• Short problem
Below are the records; locate each line with the word "barcode" and copy it.

• Data listing
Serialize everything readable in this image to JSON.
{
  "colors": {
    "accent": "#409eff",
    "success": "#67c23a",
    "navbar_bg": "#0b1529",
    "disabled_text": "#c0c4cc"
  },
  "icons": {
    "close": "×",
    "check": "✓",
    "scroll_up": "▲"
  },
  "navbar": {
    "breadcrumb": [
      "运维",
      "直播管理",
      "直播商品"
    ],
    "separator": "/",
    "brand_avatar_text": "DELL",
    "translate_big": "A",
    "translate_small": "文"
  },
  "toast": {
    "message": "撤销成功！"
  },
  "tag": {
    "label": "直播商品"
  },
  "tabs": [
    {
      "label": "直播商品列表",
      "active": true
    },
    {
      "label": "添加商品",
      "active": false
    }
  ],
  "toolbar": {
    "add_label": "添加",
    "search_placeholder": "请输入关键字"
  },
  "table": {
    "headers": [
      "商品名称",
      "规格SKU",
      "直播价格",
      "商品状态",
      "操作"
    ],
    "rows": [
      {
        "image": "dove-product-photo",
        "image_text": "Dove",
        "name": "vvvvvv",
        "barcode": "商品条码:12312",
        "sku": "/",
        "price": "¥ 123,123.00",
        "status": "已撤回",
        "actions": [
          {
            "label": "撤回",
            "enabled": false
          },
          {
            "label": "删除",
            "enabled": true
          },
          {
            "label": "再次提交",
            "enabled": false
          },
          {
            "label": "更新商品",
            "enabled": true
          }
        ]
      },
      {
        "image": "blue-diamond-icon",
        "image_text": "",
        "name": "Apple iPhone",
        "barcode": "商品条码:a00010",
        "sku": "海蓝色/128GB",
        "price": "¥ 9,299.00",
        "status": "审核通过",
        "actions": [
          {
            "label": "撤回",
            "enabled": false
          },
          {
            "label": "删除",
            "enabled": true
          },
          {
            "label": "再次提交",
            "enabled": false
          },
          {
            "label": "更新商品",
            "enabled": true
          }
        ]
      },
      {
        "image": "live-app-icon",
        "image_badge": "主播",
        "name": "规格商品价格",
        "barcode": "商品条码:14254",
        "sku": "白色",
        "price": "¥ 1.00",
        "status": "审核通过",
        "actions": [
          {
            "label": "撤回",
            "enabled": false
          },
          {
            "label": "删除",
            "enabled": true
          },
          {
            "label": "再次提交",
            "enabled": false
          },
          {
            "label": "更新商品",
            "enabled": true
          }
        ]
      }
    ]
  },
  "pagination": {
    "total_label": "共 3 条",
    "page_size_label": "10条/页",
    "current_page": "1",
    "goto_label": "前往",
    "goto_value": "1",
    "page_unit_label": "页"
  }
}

• Result
        "barcode": "商品条码:12312",
        "barcode": "商品条码:a00010",
        "barcode": "商品条码:14254",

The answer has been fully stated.